__What to produce__.
Which lines have the string "total"? Copy all of them from the entries below.

Dataset items
= = = = = = =
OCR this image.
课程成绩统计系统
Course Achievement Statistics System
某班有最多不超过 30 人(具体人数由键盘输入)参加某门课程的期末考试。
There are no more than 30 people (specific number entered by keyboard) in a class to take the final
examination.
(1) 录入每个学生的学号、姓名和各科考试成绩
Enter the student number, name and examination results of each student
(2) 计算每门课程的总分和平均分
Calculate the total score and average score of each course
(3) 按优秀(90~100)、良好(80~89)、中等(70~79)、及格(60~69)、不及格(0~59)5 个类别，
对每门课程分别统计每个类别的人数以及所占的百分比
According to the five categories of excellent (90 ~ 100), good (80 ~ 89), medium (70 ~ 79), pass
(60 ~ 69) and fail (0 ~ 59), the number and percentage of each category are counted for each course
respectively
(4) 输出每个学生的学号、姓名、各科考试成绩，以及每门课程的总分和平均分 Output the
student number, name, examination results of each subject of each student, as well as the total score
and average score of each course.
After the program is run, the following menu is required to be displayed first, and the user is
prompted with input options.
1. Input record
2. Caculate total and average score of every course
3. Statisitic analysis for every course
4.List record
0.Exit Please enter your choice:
= = = = = = =
__Task response__.
Calculate the total score and average score of each course
student number, name, examination results of each subject of each student, as well as the total score
2. Caculate total and average score of every course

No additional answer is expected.